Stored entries

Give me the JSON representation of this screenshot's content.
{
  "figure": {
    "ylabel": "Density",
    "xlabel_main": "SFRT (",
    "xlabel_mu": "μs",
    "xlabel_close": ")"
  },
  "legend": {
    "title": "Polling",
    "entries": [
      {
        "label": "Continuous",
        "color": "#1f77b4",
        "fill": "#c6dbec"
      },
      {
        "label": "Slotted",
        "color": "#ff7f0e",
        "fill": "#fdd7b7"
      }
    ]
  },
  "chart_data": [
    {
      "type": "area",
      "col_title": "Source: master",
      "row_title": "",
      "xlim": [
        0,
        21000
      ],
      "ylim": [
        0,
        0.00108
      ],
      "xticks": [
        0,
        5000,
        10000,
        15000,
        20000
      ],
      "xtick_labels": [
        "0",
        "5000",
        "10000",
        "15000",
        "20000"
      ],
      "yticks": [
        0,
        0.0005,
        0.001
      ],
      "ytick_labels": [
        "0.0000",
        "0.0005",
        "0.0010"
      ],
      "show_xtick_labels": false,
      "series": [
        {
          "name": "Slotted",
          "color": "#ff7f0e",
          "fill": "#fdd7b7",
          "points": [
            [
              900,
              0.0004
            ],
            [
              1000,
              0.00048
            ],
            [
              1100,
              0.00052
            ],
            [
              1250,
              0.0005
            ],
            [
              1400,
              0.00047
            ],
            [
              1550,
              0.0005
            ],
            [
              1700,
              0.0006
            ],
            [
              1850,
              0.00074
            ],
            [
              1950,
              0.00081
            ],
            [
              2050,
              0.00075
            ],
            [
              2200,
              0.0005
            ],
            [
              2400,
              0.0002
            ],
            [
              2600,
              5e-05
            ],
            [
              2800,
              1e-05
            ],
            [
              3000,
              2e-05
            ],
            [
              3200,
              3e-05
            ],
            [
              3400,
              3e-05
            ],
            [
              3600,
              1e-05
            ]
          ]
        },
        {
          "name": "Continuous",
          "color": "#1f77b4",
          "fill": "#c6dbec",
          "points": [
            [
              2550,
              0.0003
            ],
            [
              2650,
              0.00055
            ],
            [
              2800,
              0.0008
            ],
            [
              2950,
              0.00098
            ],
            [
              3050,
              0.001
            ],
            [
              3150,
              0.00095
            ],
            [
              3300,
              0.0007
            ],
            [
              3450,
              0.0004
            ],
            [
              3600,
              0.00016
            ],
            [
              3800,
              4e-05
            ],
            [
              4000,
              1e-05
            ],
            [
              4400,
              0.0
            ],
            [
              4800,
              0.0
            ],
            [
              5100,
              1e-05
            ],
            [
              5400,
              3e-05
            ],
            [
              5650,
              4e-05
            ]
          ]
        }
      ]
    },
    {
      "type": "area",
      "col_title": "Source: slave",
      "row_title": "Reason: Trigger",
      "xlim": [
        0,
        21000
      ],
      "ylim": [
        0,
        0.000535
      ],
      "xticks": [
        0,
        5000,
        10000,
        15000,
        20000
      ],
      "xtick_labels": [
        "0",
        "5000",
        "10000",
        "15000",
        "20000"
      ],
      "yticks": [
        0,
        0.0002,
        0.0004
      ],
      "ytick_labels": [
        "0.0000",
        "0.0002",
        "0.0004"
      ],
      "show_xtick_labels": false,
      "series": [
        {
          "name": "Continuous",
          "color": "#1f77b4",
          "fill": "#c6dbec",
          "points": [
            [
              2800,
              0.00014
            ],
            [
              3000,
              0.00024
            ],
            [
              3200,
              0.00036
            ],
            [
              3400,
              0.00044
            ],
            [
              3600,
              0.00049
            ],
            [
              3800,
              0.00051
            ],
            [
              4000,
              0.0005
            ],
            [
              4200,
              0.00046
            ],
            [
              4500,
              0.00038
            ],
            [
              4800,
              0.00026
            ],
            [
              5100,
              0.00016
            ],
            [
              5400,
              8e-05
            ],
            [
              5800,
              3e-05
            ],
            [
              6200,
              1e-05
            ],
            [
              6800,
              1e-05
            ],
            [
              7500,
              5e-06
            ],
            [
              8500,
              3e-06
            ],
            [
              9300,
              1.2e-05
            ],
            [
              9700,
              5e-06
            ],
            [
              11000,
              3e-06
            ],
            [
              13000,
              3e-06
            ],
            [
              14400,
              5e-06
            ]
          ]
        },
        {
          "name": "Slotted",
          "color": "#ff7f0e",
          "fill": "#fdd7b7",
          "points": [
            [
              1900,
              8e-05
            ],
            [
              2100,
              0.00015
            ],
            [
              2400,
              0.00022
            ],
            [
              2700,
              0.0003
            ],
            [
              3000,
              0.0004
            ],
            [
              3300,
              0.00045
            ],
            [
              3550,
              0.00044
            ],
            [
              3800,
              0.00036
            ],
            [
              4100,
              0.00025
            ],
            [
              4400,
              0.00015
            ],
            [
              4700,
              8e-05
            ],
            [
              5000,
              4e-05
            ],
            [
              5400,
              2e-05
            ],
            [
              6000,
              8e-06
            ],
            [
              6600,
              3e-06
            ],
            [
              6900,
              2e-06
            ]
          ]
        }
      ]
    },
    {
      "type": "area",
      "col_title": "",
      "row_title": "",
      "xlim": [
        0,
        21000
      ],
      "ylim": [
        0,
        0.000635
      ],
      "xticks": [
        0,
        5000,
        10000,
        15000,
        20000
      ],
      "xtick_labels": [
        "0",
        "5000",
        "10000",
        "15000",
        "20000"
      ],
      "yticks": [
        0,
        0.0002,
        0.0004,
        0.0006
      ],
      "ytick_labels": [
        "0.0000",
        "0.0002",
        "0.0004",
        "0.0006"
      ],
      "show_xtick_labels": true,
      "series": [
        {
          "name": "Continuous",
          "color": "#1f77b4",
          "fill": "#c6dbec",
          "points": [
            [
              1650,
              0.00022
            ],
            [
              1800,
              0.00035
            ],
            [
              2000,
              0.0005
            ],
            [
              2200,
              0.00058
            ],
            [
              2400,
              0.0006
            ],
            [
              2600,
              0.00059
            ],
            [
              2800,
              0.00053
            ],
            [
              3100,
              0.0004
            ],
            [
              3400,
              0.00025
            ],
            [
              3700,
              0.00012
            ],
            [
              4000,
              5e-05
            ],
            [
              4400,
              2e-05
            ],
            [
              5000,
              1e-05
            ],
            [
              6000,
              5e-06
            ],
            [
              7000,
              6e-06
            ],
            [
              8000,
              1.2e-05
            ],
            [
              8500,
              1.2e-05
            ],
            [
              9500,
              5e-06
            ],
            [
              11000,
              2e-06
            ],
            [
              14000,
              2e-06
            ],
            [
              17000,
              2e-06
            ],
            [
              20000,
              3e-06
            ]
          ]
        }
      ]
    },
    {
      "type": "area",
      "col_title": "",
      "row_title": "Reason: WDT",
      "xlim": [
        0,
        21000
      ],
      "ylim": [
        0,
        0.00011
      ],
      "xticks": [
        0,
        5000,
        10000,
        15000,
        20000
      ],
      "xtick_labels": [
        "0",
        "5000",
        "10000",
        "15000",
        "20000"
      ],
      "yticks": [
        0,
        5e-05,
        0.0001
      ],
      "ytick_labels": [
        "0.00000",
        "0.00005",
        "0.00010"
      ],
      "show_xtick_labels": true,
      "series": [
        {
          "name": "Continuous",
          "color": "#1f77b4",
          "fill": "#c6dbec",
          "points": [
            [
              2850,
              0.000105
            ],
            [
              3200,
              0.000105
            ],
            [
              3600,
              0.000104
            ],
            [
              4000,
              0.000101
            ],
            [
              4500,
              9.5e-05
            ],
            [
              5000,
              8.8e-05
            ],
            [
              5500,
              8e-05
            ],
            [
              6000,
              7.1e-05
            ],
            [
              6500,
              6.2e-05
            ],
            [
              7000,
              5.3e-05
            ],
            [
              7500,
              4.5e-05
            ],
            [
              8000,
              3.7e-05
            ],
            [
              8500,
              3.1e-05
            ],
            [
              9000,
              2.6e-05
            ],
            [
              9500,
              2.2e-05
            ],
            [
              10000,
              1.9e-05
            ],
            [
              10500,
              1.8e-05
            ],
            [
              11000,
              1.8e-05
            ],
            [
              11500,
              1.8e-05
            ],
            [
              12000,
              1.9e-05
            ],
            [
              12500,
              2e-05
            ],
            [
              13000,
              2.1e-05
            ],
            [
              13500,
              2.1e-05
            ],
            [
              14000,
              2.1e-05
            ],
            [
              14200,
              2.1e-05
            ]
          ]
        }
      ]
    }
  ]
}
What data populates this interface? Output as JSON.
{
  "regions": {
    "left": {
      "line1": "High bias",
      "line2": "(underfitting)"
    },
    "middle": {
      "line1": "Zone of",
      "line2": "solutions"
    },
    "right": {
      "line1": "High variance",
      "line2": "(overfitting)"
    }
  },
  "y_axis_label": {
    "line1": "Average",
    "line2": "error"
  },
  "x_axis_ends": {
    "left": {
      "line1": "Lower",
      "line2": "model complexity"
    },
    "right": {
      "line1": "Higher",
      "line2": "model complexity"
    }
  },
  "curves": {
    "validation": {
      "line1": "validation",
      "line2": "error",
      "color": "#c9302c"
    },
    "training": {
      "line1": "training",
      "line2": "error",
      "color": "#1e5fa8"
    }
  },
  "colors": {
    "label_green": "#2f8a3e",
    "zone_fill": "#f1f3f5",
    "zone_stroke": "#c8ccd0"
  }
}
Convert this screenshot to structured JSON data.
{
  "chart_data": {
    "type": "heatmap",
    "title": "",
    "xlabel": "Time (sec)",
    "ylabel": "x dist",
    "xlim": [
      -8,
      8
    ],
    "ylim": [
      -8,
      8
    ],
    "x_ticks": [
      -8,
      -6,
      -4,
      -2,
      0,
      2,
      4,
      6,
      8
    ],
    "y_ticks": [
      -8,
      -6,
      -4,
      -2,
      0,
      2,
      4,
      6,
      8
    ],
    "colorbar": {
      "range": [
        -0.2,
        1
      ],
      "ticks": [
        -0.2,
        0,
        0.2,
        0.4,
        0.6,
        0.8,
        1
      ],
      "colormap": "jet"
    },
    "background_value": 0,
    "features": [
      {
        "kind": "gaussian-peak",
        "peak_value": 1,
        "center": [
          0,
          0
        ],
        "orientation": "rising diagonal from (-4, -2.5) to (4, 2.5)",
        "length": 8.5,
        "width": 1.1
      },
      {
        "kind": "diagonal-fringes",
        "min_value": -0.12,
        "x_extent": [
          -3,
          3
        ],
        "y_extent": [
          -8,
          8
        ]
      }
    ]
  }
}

■ Description of the task:
Show the lines of the records that contain the word "JSON".

■ Reply:
Give me the JSON representation of this screenshot's content.
What data populates this interface? Output as JSON.
Convert this screenshot to structured JSON data.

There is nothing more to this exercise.